■ **SUPPLIED MATERIAL**
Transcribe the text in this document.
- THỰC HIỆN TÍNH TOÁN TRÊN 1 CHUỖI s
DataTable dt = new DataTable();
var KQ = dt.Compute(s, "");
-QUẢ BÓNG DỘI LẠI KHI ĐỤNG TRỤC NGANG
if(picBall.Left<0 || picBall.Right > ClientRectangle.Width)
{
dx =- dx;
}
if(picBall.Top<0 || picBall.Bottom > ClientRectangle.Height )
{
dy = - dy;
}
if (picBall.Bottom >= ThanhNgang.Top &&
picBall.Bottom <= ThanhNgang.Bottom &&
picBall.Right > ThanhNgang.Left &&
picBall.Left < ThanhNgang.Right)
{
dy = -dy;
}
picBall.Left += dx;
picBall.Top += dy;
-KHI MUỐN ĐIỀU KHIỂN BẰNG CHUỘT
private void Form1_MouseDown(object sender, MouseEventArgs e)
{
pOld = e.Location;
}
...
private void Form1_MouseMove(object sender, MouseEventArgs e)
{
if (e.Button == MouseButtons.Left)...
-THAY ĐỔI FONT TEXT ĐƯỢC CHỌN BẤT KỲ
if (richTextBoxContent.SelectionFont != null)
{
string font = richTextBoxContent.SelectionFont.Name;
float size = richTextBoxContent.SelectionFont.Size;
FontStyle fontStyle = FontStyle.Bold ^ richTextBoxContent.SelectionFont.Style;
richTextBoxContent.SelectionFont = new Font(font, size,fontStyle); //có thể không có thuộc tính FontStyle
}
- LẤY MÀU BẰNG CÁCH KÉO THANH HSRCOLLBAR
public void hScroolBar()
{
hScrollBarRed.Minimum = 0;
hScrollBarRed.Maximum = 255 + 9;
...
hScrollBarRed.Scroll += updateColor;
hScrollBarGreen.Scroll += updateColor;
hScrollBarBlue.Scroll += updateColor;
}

--

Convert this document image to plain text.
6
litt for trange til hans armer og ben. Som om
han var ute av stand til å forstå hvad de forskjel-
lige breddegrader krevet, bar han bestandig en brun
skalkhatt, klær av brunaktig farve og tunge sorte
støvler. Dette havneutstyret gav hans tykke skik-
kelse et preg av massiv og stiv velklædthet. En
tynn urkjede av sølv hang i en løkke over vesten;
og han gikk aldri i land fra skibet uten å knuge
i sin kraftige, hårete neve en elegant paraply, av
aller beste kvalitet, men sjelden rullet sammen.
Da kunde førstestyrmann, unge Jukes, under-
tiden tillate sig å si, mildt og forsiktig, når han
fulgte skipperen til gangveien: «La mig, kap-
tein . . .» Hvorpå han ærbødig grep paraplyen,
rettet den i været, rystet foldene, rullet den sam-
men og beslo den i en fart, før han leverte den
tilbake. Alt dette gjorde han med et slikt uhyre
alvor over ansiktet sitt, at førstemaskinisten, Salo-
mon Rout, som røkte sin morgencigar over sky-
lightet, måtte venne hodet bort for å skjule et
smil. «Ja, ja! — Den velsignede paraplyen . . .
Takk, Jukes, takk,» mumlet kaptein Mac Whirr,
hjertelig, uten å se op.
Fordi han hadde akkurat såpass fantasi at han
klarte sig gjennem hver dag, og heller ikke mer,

* * *

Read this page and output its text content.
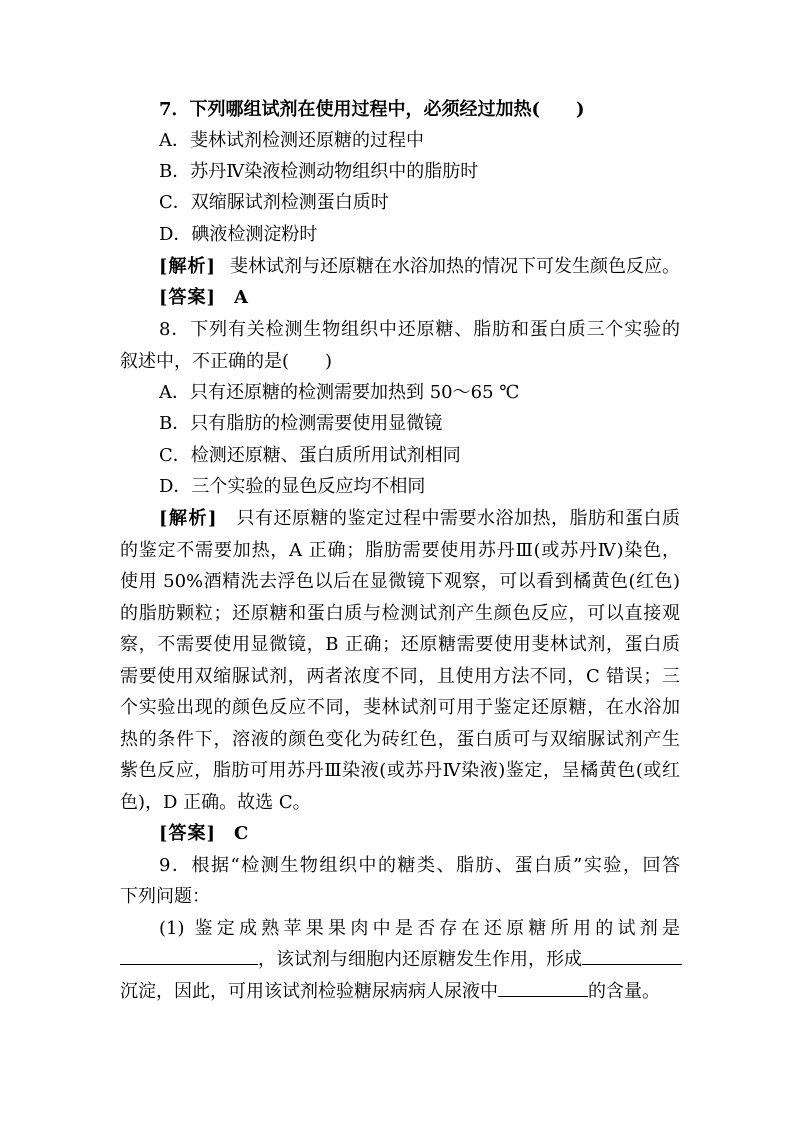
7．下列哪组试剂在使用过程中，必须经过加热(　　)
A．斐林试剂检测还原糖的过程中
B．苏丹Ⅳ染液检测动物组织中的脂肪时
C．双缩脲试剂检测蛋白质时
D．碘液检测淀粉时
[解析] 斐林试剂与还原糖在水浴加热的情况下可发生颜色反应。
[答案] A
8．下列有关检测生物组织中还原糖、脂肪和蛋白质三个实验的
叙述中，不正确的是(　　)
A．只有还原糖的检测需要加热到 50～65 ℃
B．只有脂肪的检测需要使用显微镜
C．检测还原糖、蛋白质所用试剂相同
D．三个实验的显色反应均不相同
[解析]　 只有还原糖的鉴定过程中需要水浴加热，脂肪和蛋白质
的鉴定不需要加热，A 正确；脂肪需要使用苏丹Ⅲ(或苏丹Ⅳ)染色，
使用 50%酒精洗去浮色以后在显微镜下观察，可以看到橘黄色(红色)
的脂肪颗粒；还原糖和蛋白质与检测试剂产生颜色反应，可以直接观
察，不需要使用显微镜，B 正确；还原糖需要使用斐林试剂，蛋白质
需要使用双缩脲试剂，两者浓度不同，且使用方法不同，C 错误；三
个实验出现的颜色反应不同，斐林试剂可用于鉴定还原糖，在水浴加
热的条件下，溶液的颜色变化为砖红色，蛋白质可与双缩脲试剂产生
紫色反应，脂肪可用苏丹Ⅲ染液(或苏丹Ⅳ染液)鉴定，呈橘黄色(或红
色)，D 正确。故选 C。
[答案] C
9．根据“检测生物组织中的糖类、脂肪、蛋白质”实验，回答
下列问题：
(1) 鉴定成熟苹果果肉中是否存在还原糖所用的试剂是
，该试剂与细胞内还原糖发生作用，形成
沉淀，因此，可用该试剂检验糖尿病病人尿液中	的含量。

■ **PROBLEM DESCRIPTION**
From the listing, copy each line containing the word "private".

■ **SOLUTION**
private void Form1_MouseDown(object sender, MouseEventArgs e)
private void Form1_MouseMove(object sender, MouseEventArgs e)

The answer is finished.